Requirements
Please print every record below exactly as it appears.

──────── Entries

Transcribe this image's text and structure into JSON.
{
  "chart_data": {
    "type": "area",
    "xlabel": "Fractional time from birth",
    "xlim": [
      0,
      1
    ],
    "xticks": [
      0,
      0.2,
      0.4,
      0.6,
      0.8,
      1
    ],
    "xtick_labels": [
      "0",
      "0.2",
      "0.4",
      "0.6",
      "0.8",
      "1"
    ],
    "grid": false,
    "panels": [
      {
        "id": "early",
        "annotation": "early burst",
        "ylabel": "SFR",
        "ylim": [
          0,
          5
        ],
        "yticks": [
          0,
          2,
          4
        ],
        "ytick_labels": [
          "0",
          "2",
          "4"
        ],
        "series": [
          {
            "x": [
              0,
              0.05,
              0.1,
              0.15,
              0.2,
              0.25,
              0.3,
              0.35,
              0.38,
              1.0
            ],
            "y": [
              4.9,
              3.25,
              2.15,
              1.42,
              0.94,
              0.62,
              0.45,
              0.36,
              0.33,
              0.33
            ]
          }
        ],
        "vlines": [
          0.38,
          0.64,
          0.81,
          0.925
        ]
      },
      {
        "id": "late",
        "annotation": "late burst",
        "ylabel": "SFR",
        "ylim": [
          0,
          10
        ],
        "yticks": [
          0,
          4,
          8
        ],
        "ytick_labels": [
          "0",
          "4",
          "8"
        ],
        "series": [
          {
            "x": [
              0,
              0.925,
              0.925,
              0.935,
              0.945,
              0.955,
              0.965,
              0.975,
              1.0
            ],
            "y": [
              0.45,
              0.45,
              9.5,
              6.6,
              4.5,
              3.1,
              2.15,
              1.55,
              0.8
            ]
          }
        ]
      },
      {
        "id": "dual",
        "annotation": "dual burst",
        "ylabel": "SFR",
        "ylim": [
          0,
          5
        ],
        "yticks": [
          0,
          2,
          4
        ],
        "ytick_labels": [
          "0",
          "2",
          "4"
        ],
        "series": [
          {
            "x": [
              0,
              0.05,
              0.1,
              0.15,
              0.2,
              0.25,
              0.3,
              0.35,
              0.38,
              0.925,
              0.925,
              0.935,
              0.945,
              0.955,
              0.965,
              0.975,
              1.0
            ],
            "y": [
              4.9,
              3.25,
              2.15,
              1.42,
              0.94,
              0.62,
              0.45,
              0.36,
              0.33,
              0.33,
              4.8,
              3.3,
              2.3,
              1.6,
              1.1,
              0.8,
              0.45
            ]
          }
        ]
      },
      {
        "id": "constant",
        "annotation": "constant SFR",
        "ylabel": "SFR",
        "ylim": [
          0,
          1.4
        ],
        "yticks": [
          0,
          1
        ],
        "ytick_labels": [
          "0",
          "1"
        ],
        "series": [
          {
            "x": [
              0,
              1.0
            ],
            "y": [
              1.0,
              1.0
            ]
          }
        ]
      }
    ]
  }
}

────────────────

Solved exercise
Transcribe this image's text and structure into JSON.
{
  "chart_data": {
    "type": "area",
    "xlabel": "Fractional time from birth",
    "xlim": [
      0,
      1
    ],
    "xticks": [
      0,
      0.2,
      0.4,
      0.6,
      0.8,
      1
    ],
    "xtick_labels": [
      "0",
      "0.2",
      "0.4",
      "0.6",
      "0.8",
      "1"
    ],
    "grid": false,
    "panels": [
      {
        "id": "early",
        "annotation": "early burst",
        "ylabel": "SFR",
        "ylim": [
          0,
          5
        ],
        "yticks": [
          0,
          2,
          4
        ],
        "ytick_labels": [
          "0",
          "2",
          "4"
        ],
        "series": [
          {
            "x": [
              0,
              0.05,
              0.1,
              0.15,
              0.2,
              0.25,
              0.3,
              0.35,
              0.38,
              1.0
            ],
            "y": [
              4.9,
              3.25,
              2.15,
              1.42,
              0.94,
              0.62,
              0.45,
              0.36,
              0.33,
              0.33
            ]
          }
        ],
        "vlines": [
          0.38,
          0.64,
          0.81,
          0.925
        ]
      },
      {
        "id": "late",
        "annotation": "late burst",
        "ylabel": "SFR",
        "ylim": [
          0,
          10
        ],
        "yticks": [
          0,
          4,
          8
        ],
        "ytick_labels": [
          "0",
          "4",
          "8"
        ],
        "series": [
          {
            "x": [
              0,
              0.925,
              0.925,
              0.935,
              0.945,
              0.955,
              0.965,
              0.975,
              1.0
            ],
            "y": [
              0.45,
              0.45,
              9.5,
              6.6,
              4.5,
              3.1,
              2.15,
              1.55,
              0.8
            ]
          }
        ]
      },
      {
        "id": "dual",
        "annotation": "dual burst",
        "ylabel": "SFR",
        "ylim": [
          0,
          5
        ],
        "yticks": [
          0,
          2,
          4
        ],
        "ytick_labels": [
          "0",
          "2",
          "4"
        ],
        "series": [
          {
            "x": [
              0,
              0.05,
              0.1,
              0.15,
              0.2,
              0.25,
              0.3,
              0.35,
              0.38,
              0.925,
              0.925,
              0.935,
              0.945,
              0.955,
              0.965,
              0.975,
              1.0
            ],
            "y": [
              4.9,
              3.25,
              2.15,
              1.42,
              0.94,
              0.62,
              0.45,
              0.36,
              0.33,
              0.33,
              4.8,
              3.3,
              2.3,
              1.6,
              1.1,
              0.8,
              0.45
            ]
          }
        ]
      },
      {
        "id": "constant",
        "annotation": "constant SFR",
        "ylabel": "SFR",
        "ylim": [
          0,
          1.4
        ],
        "yticks": [
          0,
          1
        ],
        "ytick_labels": [
          "0",
          "1"
        ],
        "series": [
          {
            "x": [
              0,
              1.0
            ],
            "y": [
              1.0,
              1.0
            ]
          }
        ]
      }
    ]
  }
}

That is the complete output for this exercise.